Your task:
Pictures are not part of the copy; repeat everything else in the records exactly.

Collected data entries
-.-.-
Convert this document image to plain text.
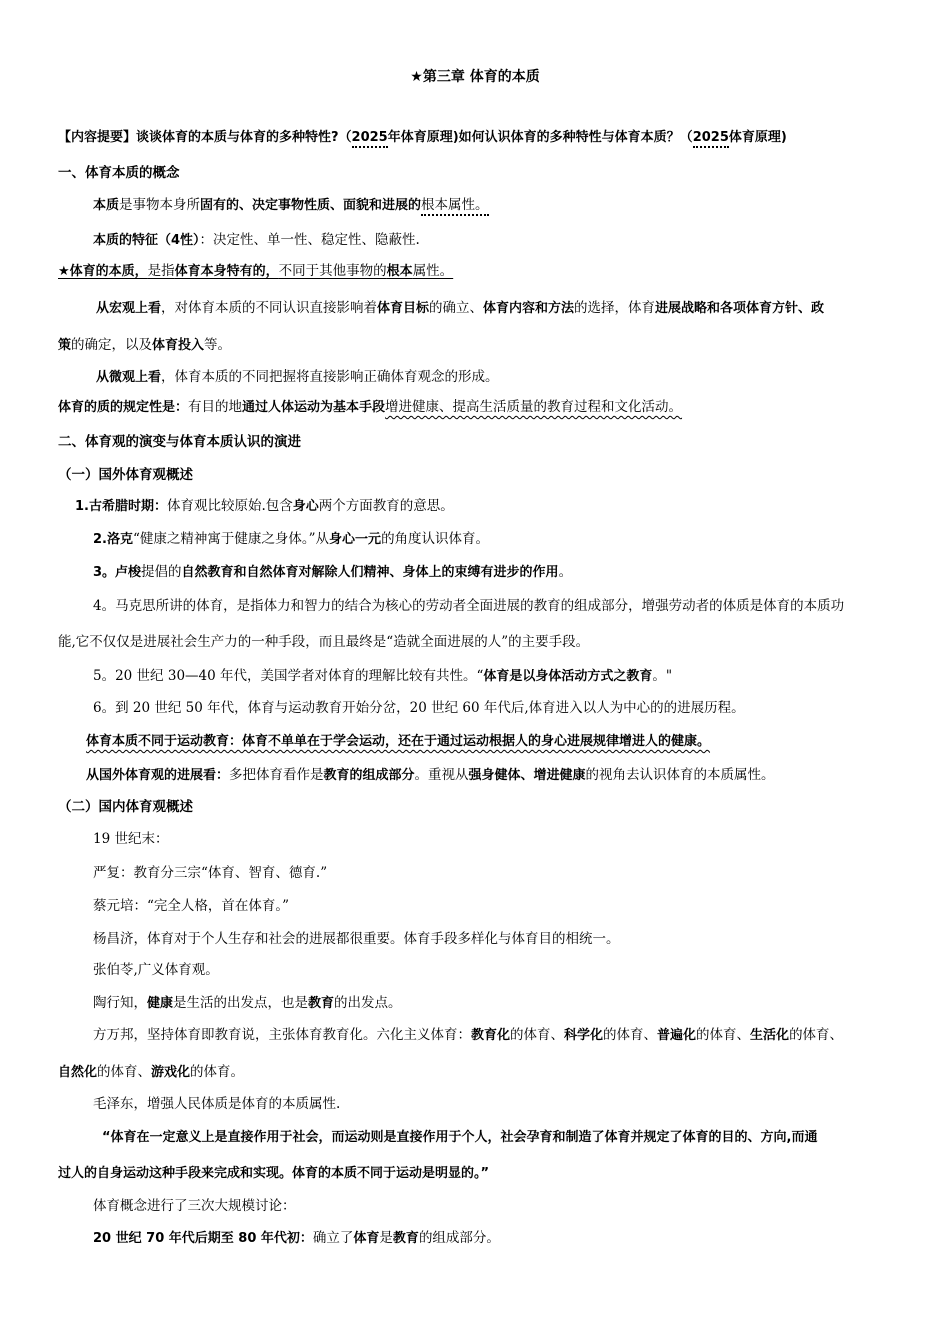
★第三章 体育的本质
【内容提要】谈谈体育的本质与体育的多种特性?（2025年体育原理)如何认识体育的多种特性与体育本质？（2025体育原理)
一、体育本质的概念
本质是事物本身所固有的、决定事物性质、面貌和进展的根本属性。
本质的特征（4性）：决定性、单一性、稳定性、隐蔽性.
★体育的本质，是指体育本身特有的，不同于其他事物的根本属性。
从宏观上看，对体育本质的不同认识直接影响着体育目标的确立、体育内容和方法的选择，体育进展战略和各项体育方针、政
策的确定，以及体育投入等。
从微观上看，体育本质的不同把握将直接影响正确体育观念的形成。
体育的质的规定性是：有目的地通过人体运动为基本手段增进健康、提高生活质量的教育过程和文化活动。
二、体育观的演变与体育本质认识的演进
（一）国外体育观概述
1.古希腊时期：体育观比较原始.包含身心两个方面教育的意思。
2.洛克“健康之精神寓于健康之身体。”从身心一元的角度认识体育。
3。卢梭提倡的自然教育和自然体育对解除人们精神、身体上的束缚有进步的作用。
4。马克思所讲的体育，是指体力和智力的结合为核心的劳动者全面进展的教育的组成部分，增强劳动者的体质是体育的本质功
能,它不仅仅是进展社会生产力的一种手段，而且最终是“造就全面进展的人”的主要手段。
5。20 世纪 30—40 年代，美国学者对体育的理解比较有共性。“体育是以身体活动方式之教育。"
6。到 20 世纪 50 年代，体育与运动教育开始分岔，20 世纪 60 年代后,体育进入以人为中心的的进展历程。
体育本质不同于运动教育：体育不单单在于学会运动，还在于通过运动根据人的身心进展规律增进人的健康。
从国外体育观的进展看：多把体育看作是教育的组成部分。重视从强身健体、增进健康的视角去认识体育的本质属性。
（二）国内体育观概述
19 世纪末：
严复：教育分三宗“体育、智育、德育.”
蔡元培：“完全人格，首在体育。”
杨昌济，体育对于个人生存和社会的进展都很重要。体育手段多样化与体育目的相统一。
张伯苓,广义体育观。
陶行知，健康是生活的出发点，也是教育的出发点。
方万邦，坚持体育即教育说，主张体育教育化。六化主义体育：教育化的体育、科学化的体育、普遍化的体育、生活化的体育、
自然化的体育、游戏化的体育。
毛泽东，增强人民体质是体育的本质属性.
“体育在一定意义上是直接作用于社会，而运动则是直接作用于个人，社会孕育和制造了体育并规定了体育的目的、方向,而通
过人的自身运动这种手段来完成和实现。体育的本质不同于运动是明显的。”
体育概念进行了三次大规模讨论：
20 世纪 70 年代后期至 80 年代初：确立了体育是教育的组成部分。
-.-.-
Final result:
Convert this document image to plain text.
★第三章 体育的本质
【内容提要】谈谈体育的本质与体育的多种特性?（2025年体育原理)如何认识体育的多种特性与体育本质？（2025体育原理)
一、体育本质的概念
本质是事物本身所固有的、决定事物性质、面貌和进展的根本属性。
本质的特征（4性）：决定性、单一性、稳定性、隐蔽性.
★体育的本质，是指体育本身特有的，不同于其他事物的根本属性。
从宏观上看，对体育本质的不同认识直接影响着体育目标的确立、体育内容和方法的选择，体育进展战略和各项体育方针、政
策的确定，以及体育投入等。
从微观上看，体育本质的不同把握将直接影响正确体育观念的形成。
体育的质的规定性是：有目的地通过人体运动为基本手段增进健康、提高生活质量的教育过程和文化活动。
二、体育观的演变与体育本质认识的演进
（一）国外体育观概述
1.古希腊时期：体育观比较原始.包含身心两个方面教育的意思。
2.洛克“健康之精神寓于健康之身体。”从身心一元的角度认识体育。
3。卢梭提倡的自然教育和自然体育对解除人们精神、身体上的束缚有进步的作用。
4。马克思所讲的体育，是指体力和智力的结合为核心的劳动者全面进展的教育的组成部分，增强劳动者的体质是体育的本质功
能,它不仅仅是进展社会生产力的一种手段，而且最终是“造就全面进展的人”的主要手段。
5。20 世纪 30—40 年代，美国学者对体育的理解比较有共性。“体育是以身体活动方式之教育。"
6。到 20 世纪 50 年代，体育与运动教育开始分岔，20 世纪 60 年代后,体育进入以人为中心的的进展历程。
体育本质不同于运动教育：体育不单单在于学会运动，还在于通过运动根据人的身心进展规律增进人的健康。
从国外体育观的进展看：多把体育看作是教育的组成部分。重视从强身健体、增进健康的视角去认识体育的本质属性。
（二）国内体育观概述
19 世纪末：
严复：教育分三宗“体育、智育、德育.”
蔡元培：“完全人格，首在体育。”
杨昌济，体育对于个人生存和社会的进展都很重要。体育手段多样化与体育目的相统一。
张伯苓,广义体育观。
陶行知，健康是生活的出发点，也是教育的出发点。
方万邦，坚持体育即教育说，主张体育教育化。六化主义体育：教育化的体育、科学化的体育、普遍化的体育、生活化的体育、
自然化的体育、游戏化的体育。
毛泽东，增强人民体质是体育的本质属性.
“体育在一定意义上是直接作用于社会，而运动则是直接作用于个人，社会孕育和制造了体育并规定了体育的目的、方向,而通
过人的自身运动这种手段来完成和实现。体育的本质不同于运动是明显的。”
体育概念进行了三次大规模讨论：
20 世纪 70 年代后期至 80 年代初：确立了体育是教育的组成部分。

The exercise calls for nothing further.